**Written exercise**:
The data below should be printed in full, exactly, and without any of its images.

-- begin --

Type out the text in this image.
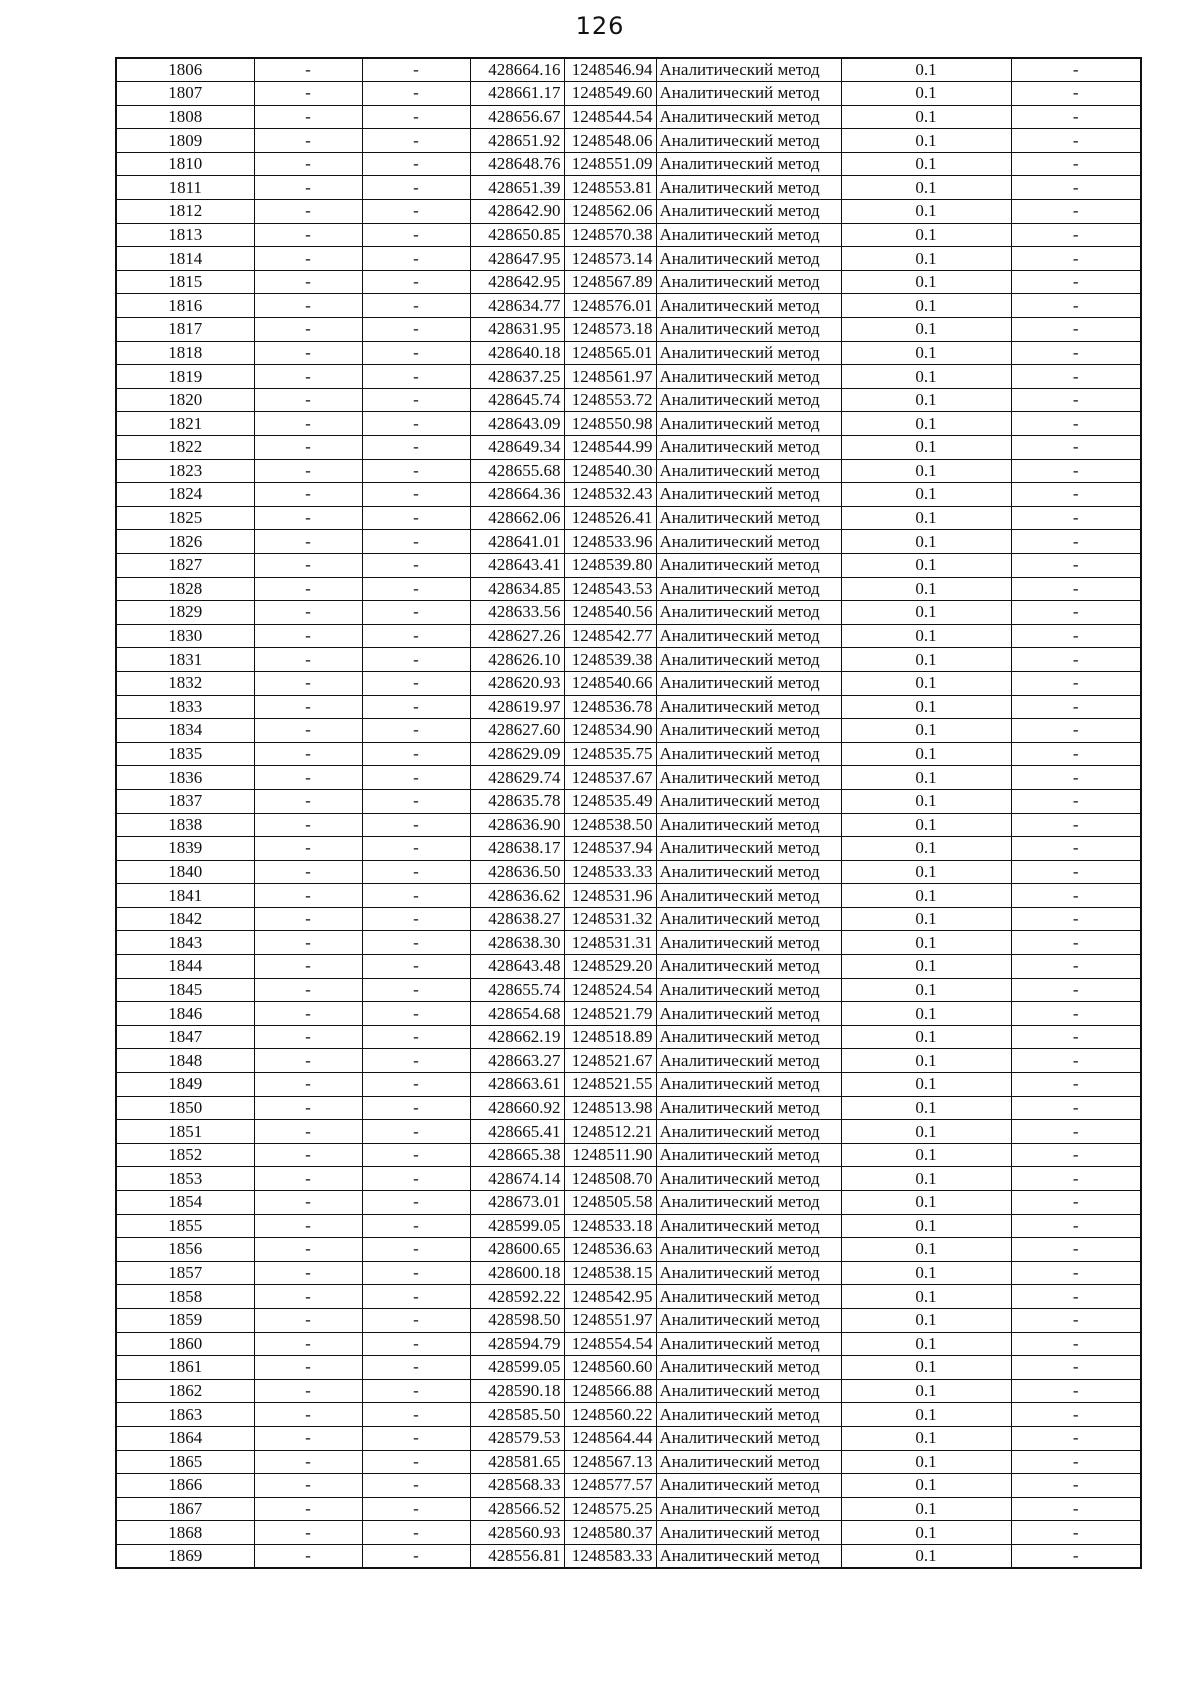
126
1806	-	-	428664.16	1248546.94	Аналитический метод	0.1	-
1807	-	-	428661.17	1248549.60	Аналитический метод	0.1	-
1808	-	-	428656.67	1248544.54	Аналитический метод	0.1	-
1809	-	-	428651.92	1248548.06	Аналитический метод	0.1	-
1810	-	-	428648.76	1248551.09	Аналитический метод	0.1	-
1811	-	-	428651.39	1248553.81	Аналитический метод	0.1	-
1812	-	-	428642.90	1248562.06	Аналитический метод	0.1	-
1813	-	-	428650.85	1248570.38	Аналитический метод	0.1	-
1814	-	-	428647.95	1248573.14	Аналитический метод	0.1	-
1815	-	-	428642.95	1248567.89	Аналитический метод	0.1	-
1816	-	-	428634.77	1248576.01	Аналитический метод	0.1	-
1817	-	-	428631.95	1248573.18	Аналитический метод	0.1	-
1818	-	-	428640.18	1248565.01	Аналитический метод	0.1	-
1819	-	-	428637.25	1248561.97	Аналитический метод	0.1	-
1820	-	-	428645.74	1248553.72	Аналитический метод	0.1	-
1821	-	-	428643.09	1248550.98	Аналитический метод	0.1	-
1822	-	-	428649.34	1248544.99	Аналитический метод	0.1	-
1823	-	-	428655.68	1248540.30	Аналитический метод	0.1	-
1824	-	-	428664.36	1248532.43	Аналитический метод	0.1	-
1825	-	-	428662.06	1248526.41	Аналитический метод	0.1	-
1826	-	-	428641.01	1248533.96	Аналитический метод	0.1	-
1827	-	-	428643.41	1248539.80	Аналитический метод	0.1	-
1828	-	-	428634.85	1248543.53	Аналитический метод	0.1	-
1829	-	-	428633.56	1248540.56	Аналитический метод	0.1	-
1830	-	-	428627.26	1248542.77	Аналитический метод	0.1	-
1831	-	-	428626.10	1248539.38	Аналитический метод	0.1	-
1832	-	-	428620.93	1248540.66	Аналитический метод	0.1	-
1833	-	-	428619.97	1248536.78	Аналитический метод	0.1	-
1834	-	-	428627.60	1248534.90	Аналитический метод	0.1	-
1835	-	-	428629.09	1248535.75	Аналитический метод	0.1	-
1836	-	-	428629.74	1248537.67	Аналитический метод	0.1	-
1837	-	-	428635.78	1248535.49	Аналитический метод	0.1	-
1838	-	-	428636.90	1248538.50	Аналитический метод	0.1	-
1839	-	-	428638.17	1248537.94	Аналитический метод	0.1	-
1840	-	-	428636.50	1248533.33	Аналитический метод	0.1	-
1841	-	-	428636.62	1248531.96	Аналитический метод	0.1	-
1842	-	-	428638.27	1248531.32	Аналитический метод	0.1	-
1843	-	-	428638.30	1248531.31	Аналитический метод	0.1	-
1844	-	-	428643.48	1248529.20	Аналитический метод	0.1	-
1845	-	-	428655.74	1248524.54	Аналитический метод	0.1	-
1846	-	-	428654.68	1248521.79	Аналитический метод	0.1	-
1847	-	-	428662.19	1248518.89	Аналитический метод	0.1	-
1848	-	-	428663.27	1248521.67	Аналитический метод	0.1	-
1849	-	-	428663.61	1248521.55	Аналитический метод	0.1	-
1850	-	-	428660.92	1248513.98	Аналитический метод	0.1	-
1851	-	-	428665.41	1248512.21	Аналитический метод	0.1	-
1852	-	-	428665.38	1248511.90	Аналитический метод	0.1	-
1853	-	-	428674.14	1248508.70	Аналитический метод	0.1	-
1854	-	-	428673.01	1248505.58	Аналитический метод	0.1	-
1855	-	-	428599.05	1248533.18	Аналитический метод	0.1	-
1856	-	-	428600.65	1248536.63	Аналитический метод	0.1	-
1857	-	-	428600.18	1248538.15	Аналитический метод	0.1	-
1858	-	-	428592.22	1248542.95	Аналитический метод	0.1	-
1859	-	-	428598.50	1248551.97	Аналитический метод	0.1	-
1860	-	-	428594.79	1248554.54	Аналитический метод	0.1	-
1861	-	-	428599.05	1248560.60	Аналитический метод	0.1	-
1862	-	-	428590.18	1248566.88	Аналитический метод	0.1	-
1863	-	-	428585.50	1248560.22	Аналитический метод	0.1	-
1864	-	-	428579.53	1248564.44	Аналитический метод	0.1	-
1865	-	-	428581.65	1248567.13	Аналитический метод	0.1	-
1866	-	-	428568.33	1248577.57	Аналитический метод	0.1	-
1867	-	-	428566.52	1248575.25	Аналитический метод	0.1	-
1868	-	-	428560.93	1248580.37	Аналитический метод	0.1	-
1869	-	-	428556.81	1248583.33	Аналитический метод	0.1	-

-- end --

**Exercise solution**:
Type out the text in this image.
126
1806	-	-	428664.16	1248546.94	Аналитический метод	0.1	-
1807	-	-	428661.17	1248549.60	Аналитический метод	0.1	-
1808	-	-	428656.67	1248544.54	Аналитический метод	0.1	-
1809	-	-	428651.92	1248548.06	Аналитический метод	0.1	-
1810	-	-	428648.76	1248551.09	Аналитический метод	0.1	-
1811	-	-	428651.39	1248553.81	Аналитический метод	0.1	-
1812	-	-	428642.90	1248562.06	Аналитический метод	0.1	-
1813	-	-	428650.85	1248570.38	Аналитический метод	0.1	-
1814	-	-	428647.95	1248573.14	Аналитический метод	0.1	-
1815	-	-	428642.95	1248567.89	Аналитический метод	0.1	-
1816	-	-	428634.77	1248576.01	Аналитический метод	0.1	-
1817	-	-	428631.95	1248573.18	Аналитический метод	0.1	-
1818	-	-	428640.18	1248565.01	Аналитический метод	0.1	-
1819	-	-	428637.25	1248561.97	Аналитический метод	0.1	-
1820	-	-	428645.74	1248553.72	Аналитический метод	0.1	-
1821	-	-	428643.09	1248550.98	Аналитический метод	0.1	-
1822	-	-	428649.34	1248544.99	Аналитический метод	0.1	-
1823	-	-	428655.68	1248540.30	Аналитический метод	0.1	-
1824	-	-	428664.36	1248532.43	Аналитический метод	0.1	-
1825	-	-	428662.06	1248526.41	Аналитический метод	0.1	-
1826	-	-	428641.01	1248533.96	Аналитический метод	0.1	-
1827	-	-	428643.41	1248539.80	Аналитический метод	0.1	-
1828	-	-	428634.85	1248543.53	Аналитический метод	0.1	-
1829	-	-	428633.56	1248540.56	Аналитический метод	0.1	-
1830	-	-	428627.26	1248542.77	Аналитический метод	0.1	-
1831	-	-	428626.10	1248539.38	Аналитический метод	0.1	-
1832	-	-	428620.93	1248540.66	Аналитический метод	0.1	-
1833	-	-	428619.97	1248536.78	Аналитический метод	0.1	-
1834	-	-	428627.60	1248534.90	Аналитический метод	0.1	-
1835	-	-	428629.09	1248535.75	Аналитический метод	0.1	-
1836	-	-	428629.74	1248537.67	Аналитический метод	0.1	-
1837	-	-	428635.78	1248535.49	Аналитический метод	0.1	-
1838	-	-	428636.90	1248538.50	Аналитический метод	0.1	-
1839	-	-	428638.17	1248537.94	Аналитический метод	0.1	-
1840	-	-	428636.50	1248533.33	Аналитический метод	0.1	-
1841	-	-	428636.62	1248531.96	Аналитический метод	0.1	-
1842	-	-	428638.27	1248531.32	Аналитический метод	0.1	-
1843	-	-	428638.30	1248531.31	Аналитический метод	0.1	-
1844	-	-	428643.48	1248529.20	Аналитический метод	0.1	-
1845	-	-	428655.74	1248524.54	Аналитический метод	0.1	-
1846	-	-	428654.68	1248521.79	Аналитический метод	0.1	-
1847	-	-	428662.19	1248518.89	Аналитический метод	0.1	-
1848	-	-	428663.27	1248521.67	Аналитический метод	0.1	-
1849	-	-	428663.61	1248521.55	Аналитический метод	0.1	-
1850	-	-	428660.92	1248513.98	Аналитический метод	0.1	-
1851	-	-	428665.41	1248512.21	Аналитический метод	0.1	-
1852	-	-	428665.38	1248511.90	Аналитический метод	0.1	-
1853	-	-	428674.14	1248508.70	Аналитический метод	0.1	-
1854	-	-	428673.01	1248505.58	Аналитический метод	0.1	-
1855	-	-	428599.05	1248533.18	Аналитический метод	0.1	-
1856	-	-	428600.65	1248536.63	Аналитический метод	0.1	-
1857	-	-	428600.18	1248538.15	Аналитический метод	0.1	-
1858	-	-	428592.22	1248542.95	Аналитический метод	0.1	-
1859	-	-	428598.50	1248551.97	Аналитический метод	0.1	-
1860	-	-	428594.79	1248554.54	Аналитический метод	0.1	-
1861	-	-	428599.05	1248560.60	Аналитический метод	0.1	-
1862	-	-	428590.18	1248566.88	Аналитический метод	0.1	-
1863	-	-	428585.50	1248560.22	Аналитический метод	0.1	-
1864	-	-	428579.53	1248564.44	Аналитический метод	0.1	-
1865	-	-	428581.65	1248567.13	Аналитический метод	0.1	-
1866	-	-	428568.33	1248577.57	Аналитический метод	0.1	-
1867	-	-	428566.52	1248575.25	Аналитический метод	0.1	-
1868	-	-	428560.93	1248580.37	Аналитический метод	0.1	-
1869	-	-	428556.81	1248583.33	Аналитический метод	0.1	-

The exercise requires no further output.